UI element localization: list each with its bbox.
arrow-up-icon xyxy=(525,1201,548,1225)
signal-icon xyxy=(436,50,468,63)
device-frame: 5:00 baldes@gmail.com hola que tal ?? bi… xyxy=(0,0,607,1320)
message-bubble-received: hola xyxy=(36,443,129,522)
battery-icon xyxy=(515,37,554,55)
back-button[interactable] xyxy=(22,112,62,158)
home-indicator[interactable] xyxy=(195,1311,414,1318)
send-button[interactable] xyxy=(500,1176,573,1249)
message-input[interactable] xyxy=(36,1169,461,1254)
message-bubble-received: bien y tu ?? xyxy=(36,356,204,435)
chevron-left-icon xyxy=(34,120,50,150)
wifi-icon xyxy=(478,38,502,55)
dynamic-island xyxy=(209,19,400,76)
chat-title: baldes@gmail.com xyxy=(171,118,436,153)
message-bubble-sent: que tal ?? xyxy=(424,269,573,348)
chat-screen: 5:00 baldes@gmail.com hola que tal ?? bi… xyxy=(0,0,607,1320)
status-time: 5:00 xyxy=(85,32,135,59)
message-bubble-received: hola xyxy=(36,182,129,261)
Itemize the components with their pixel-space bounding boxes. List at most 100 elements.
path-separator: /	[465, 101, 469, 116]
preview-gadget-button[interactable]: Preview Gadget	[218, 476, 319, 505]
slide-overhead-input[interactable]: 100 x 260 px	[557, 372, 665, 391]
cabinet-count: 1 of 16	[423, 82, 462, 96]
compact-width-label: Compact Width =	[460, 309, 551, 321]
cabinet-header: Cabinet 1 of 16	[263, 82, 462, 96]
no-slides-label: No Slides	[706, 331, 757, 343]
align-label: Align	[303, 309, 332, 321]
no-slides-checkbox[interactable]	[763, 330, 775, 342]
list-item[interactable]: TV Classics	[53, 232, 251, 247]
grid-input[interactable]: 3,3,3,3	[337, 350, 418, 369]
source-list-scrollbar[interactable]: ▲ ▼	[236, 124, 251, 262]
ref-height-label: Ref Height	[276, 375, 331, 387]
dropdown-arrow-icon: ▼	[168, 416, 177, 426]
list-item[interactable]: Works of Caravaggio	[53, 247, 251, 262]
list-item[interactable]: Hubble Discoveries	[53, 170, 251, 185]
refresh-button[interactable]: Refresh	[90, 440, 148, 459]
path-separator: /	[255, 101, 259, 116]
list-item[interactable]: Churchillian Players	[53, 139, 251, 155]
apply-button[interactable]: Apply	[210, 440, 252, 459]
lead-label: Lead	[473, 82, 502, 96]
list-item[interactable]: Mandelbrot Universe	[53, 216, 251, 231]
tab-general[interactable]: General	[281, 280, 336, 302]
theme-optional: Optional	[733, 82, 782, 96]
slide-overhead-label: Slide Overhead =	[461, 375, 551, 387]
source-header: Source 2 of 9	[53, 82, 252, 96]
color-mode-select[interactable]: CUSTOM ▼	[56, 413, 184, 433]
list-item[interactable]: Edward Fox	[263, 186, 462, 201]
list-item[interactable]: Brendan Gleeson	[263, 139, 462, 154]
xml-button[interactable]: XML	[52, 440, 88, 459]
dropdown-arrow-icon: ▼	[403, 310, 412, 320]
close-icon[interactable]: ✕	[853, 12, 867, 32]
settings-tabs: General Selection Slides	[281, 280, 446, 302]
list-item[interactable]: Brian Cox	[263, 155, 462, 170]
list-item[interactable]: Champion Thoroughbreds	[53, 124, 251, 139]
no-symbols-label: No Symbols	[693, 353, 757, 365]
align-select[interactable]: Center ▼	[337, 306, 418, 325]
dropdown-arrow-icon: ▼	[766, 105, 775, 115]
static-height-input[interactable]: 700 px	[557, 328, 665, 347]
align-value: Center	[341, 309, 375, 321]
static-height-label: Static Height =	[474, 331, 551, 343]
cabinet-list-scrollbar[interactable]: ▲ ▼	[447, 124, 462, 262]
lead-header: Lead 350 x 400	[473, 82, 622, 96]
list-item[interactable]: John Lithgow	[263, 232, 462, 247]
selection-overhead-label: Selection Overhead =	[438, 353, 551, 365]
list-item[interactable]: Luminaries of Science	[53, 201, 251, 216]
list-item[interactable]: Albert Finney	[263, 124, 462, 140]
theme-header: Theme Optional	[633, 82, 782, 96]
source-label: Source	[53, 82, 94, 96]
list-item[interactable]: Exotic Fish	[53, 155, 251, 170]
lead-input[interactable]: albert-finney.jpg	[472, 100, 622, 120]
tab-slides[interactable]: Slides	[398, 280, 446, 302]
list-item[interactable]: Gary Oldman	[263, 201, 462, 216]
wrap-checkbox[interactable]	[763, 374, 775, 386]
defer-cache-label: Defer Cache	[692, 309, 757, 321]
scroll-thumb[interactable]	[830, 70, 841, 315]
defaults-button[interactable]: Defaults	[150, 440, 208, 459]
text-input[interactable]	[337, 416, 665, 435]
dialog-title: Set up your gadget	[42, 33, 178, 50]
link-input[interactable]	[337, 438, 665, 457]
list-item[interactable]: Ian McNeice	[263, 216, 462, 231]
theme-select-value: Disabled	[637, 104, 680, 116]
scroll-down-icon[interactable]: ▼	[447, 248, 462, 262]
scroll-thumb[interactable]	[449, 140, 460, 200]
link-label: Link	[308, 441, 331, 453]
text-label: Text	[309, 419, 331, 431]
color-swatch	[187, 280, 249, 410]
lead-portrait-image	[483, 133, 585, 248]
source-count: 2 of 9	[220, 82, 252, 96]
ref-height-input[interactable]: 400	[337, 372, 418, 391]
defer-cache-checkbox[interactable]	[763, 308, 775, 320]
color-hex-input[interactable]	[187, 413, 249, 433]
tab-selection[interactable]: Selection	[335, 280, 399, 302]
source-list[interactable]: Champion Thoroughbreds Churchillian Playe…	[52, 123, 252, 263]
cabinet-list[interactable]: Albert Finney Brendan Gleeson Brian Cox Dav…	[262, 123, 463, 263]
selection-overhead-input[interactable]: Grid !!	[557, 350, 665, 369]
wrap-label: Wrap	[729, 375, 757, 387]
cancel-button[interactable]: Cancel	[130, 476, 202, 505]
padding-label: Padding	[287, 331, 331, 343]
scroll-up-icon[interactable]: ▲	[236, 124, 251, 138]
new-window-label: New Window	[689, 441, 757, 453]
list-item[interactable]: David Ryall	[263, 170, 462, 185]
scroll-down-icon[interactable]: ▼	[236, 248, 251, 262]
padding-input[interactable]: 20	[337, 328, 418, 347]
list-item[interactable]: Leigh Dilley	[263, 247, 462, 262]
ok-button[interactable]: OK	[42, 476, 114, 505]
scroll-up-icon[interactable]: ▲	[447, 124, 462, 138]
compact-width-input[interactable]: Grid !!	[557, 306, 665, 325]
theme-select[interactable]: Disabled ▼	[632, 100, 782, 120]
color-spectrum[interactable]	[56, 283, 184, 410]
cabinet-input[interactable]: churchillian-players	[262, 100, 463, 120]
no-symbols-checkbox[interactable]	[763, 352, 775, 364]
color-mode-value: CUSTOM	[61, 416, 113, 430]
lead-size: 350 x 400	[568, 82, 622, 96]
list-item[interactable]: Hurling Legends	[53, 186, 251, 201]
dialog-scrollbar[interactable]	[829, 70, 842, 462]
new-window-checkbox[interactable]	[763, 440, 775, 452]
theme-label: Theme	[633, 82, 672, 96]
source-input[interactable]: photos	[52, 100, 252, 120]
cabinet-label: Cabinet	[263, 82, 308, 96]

● ● ● ●

# Task directions
Copy all of the data above line for line, with no changes.

# Finished exercise
UI element localization: list each with its bbox.
arrow-up-icon xyxy=(525,1201,548,1225)
signal-icon xyxy=(436,50,468,63)
device-frame: 5:00 baldes@gmail.com hola que tal ?? bi… xyxy=(0,0,607,1320)
message-bubble-received: hola xyxy=(36,443,129,522)
battery-icon xyxy=(515,37,554,55)
back-button[interactable] xyxy=(22,112,62,158)
home-indicator[interactable] xyxy=(195,1311,414,1318)
send-button[interactable] xyxy=(500,1176,573,1249)
message-input[interactable] xyxy=(36,1169,461,1254)
message-bubble-received: bien y tu ?? xyxy=(36,356,204,435)
chevron-left-icon xyxy=(34,120,50,150)
wifi-icon xyxy=(478,38,502,55)
dynamic-island xyxy=(209,19,400,76)
chat-title: baldes@gmail.com xyxy=(171,118,436,153)
message-bubble-sent: que tal ?? xyxy=(424,269,573,348)
chat-screen: 5:00 baldes@gmail.com hola que tal ?? bi… xyxy=(0,0,607,1320)
status-time: 5:00 xyxy=(85,32,135,59)
message-bubble-received: hola xyxy=(36,182,129,261)
Itemize the components with their pixel-space bounding boxes. List at most 100 elements.
path-separator: /	[465, 101, 469, 116]
preview-gadget-button[interactable]: Preview Gadget	[218, 476, 319, 505]
slide-overhead-input[interactable]: 100 x 260 px	[557, 372, 665, 391]
cabinet-count: 1 of 16	[423, 82, 462, 96]
compact-width-label: Compact Width =	[460, 309, 551, 321]
cabinet-header: Cabinet 1 of 16	[263, 82, 462, 96]
no-slides-label: No Slides	[706, 331, 757, 343]
align-label: Align	[303, 309, 332, 321]
no-slides-checkbox[interactable]	[763, 330, 775, 342]
list-item[interactable]: TV Classics	[53, 232, 251, 247]
grid-input[interactable]: 3,3,3,3	[337, 350, 418, 369]
source-list-scrollbar[interactable]: ▲ ▼	[236, 124, 251, 262]
ref-height-label: Ref Height	[276, 375, 331, 387]
dropdown-arrow-icon: ▼	[168, 416, 177, 426]
list-item[interactable]: Works of Caravaggio	[53, 247, 251, 262]
list-item[interactable]: Hubble Discoveries	[53, 170, 251, 185]
refresh-button[interactable]: Refresh	[90, 440, 148, 459]
path-separator: /	[255, 101, 259, 116]
list-item[interactable]: Churchillian Players	[53, 139, 251, 155]
apply-button[interactable]: Apply	[210, 440, 252, 459]
lead-label: Lead	[473, 82, 502, 96]
list-item[interactable]: Mandelbrot Universe	[53, 216, 251, 231]
tab-general[interactable]: General	[281, 280, 336, 302]
theme-optional: Optional	[733, 82, 782, 96]
slide-overhead-label: Slide Overhead =	[461, 375, 551, 387]
source-header: Source 2 of 9	[53, 82, 252, 96]
color-mode-select[interactable]: CUSTOM ▼	[56, 413, 184, 433]
list-item[interactable]: Edward Fox	[263, 186, 462, 201]
list-item[interactable]: Brendan Gleeson	[263, 139, 462, 154]
xml-button[interactable]: XML	[52, 440, 88, 459]
dropdown-arrow-icon: ▼	[403, 310, 412, 320]
close-icon[interactable]: ✕	[853, 12, 867, 32]
settings-tabs: General Selection Slides	[281, 280, 446, 302]
list-item[interactable]: Brian Cox	[263, 155, 462, 170]
list-item[interactable]: Champion Thoroughbreds	[53, 124, 251, 139]
no-symbols-label: No Symbols	[693, 353, 757, 365]
align-select[interactable]: Center ▼	[337, 306, 418, 325]
dropdown-arrow-icon: ▼	[766, 105, 775, 115]
static-height-input[interactable]: 700 px	[557, 328, 665, 347]
align-value: Center	[341, 309, 375, 321]
static-height-label: Static Height =	[474, 331, 551, 343]
cabinet-list-scrollbar[interactable]: ▲ ▼	[447, 124, 462, 262]
lead-header: Lead 350 x 400	[473, 82, 622, 96]
list-item[interactable]: John Lithgow	[263, 232, 462, 247]
selection-overhead-label: Selection Overhead =	[438, 353, 551, 365]
list-item[interactable]: Luminaries of Science	[53, 201, 251, 216]
list-item[interactable]: Albert Finney	[263, 124, 462, 140]
theme-header: Theme Optional	[633, 82, 782, 96]
source-label: Source	[53, 82, 94, 96]
list-item[interactable]: Exotic Fish	[53, 155, 251, 170]
lead-input[interactable]: albert-finney.jpg	[472, 100, 622, 120]
tab-slides[interactable]: Slides	[398, 280, 446, 302]
list-item[interactable]: Gary Oldman	[263, 201, 462, 216]
wrap-checkbox[interactable]	[763, 374, 775, 386]
defer-cache-label: Defer Cache	[692, 309, 757, 321]
scroll-thumb[interactable]	[830, 70, 841, 315]
defaults-button[interactable]: Defaults	[150, 440, 208, 459]
text-input[interactable]	[337, 416, 665, 435]
dialog-title: Set up your gadget	[42, 33, 178, 50]
link-input[interactable]	[337, 438, 665, 457]
list-item[interactable]: Ian McNeice	[263, 216, 462, 231]
theme-select-value: Disabled	[637, 104, 680, 116]
scroll-down-icon[interactable]: ▼	[447, 248, 462, 262]
scroll-thumb[interactable]	[449, 140, 460, 200]
link-label: Link	[308, 441, 331, 453]
text-label: Text	[309, 419, 331, 431]
color-swatch	[187, 280, 249, 410]
lead-portrait-image	[483, 133, 585, 248]
source-count: 2 of 9	[220, 82, 252, 96]
ref-height-input[interactable]: 400	[337, 372, 418, 391]
defer-cache-checkbox[interactable]	[763, 308, 775, 320]
color-hex-input[interactable]	[187, 413, 249, 433]
tab-selection[interactable]: Selection	[335, 280, 399, 302]
source-list[interactable]: Champion Thoroughbreds Churchillian Playe…	[52, 123, 252, 263]
cabinet-list[interactable]: Albert Finney Brendan Gleeson Brian Cox Dav…	[262, 123, 463, 263]
selection-overhead-input[interactable]: Grid !!	[557, 350, 665, 369]
wrap-label: Wrap	[729, 375, 757, 387]
cancel-button[interactable]: Cancel	[130, 476, 202, 505]
padding-label: Padding	[287, 331, 331, 343]
scroll-up-icon[interactable]: ▲	[236, 124, 251, 138]
new-window-label: New Window	[689, 441, 757, 453]
list-item[interactable]: David Ryall	[263, 170, 462, 185]
scroll-down-icon[interactable]: ▼	[236, 248, 251, 262]
padding-input[interactable]: 20	[337, 328, 418, 347]
list-item[interactable]: Leigh Dilley	[263, 247, 462, 262]
ok-button[interactable]: OK	[42, 476, 114, 505]
scroll-up-icon[interactable]: ▲	[447, 124, 462, 138]
compact-width-input[interactable]: Grid !!	[557, 306, 665, 325]
theme-select[interactable]: Disabled ▼	[632, 100, 782, 120]
color-spectrum[interactable]	[56, 283, 184, 410]
cabinet-input[interactable]: churchillian-players	[262, 100, 463, 120]
no-symbols-checkbox[interactable]	[763, 352, 775, 364]
color-mode-value: CUSTOM	[61, 416, 113, 430]
lead-size: 350 x 400	[568, 82, 622, 96]
list-item[interactable]: Hurling Legends	[53, 186, 251, 201]
dialog-scrollbar[interactable]	[829, 70, 842, 462]
new-window-checkbox[interactable]	[763, 440, 775, 452]
theme-label: Theme	[633, 82, 672, 96]
source-input[interactable]: photos	[52, 100, 252, 120]
cabinet-label: Cabinet	[263, 82, 308, 96]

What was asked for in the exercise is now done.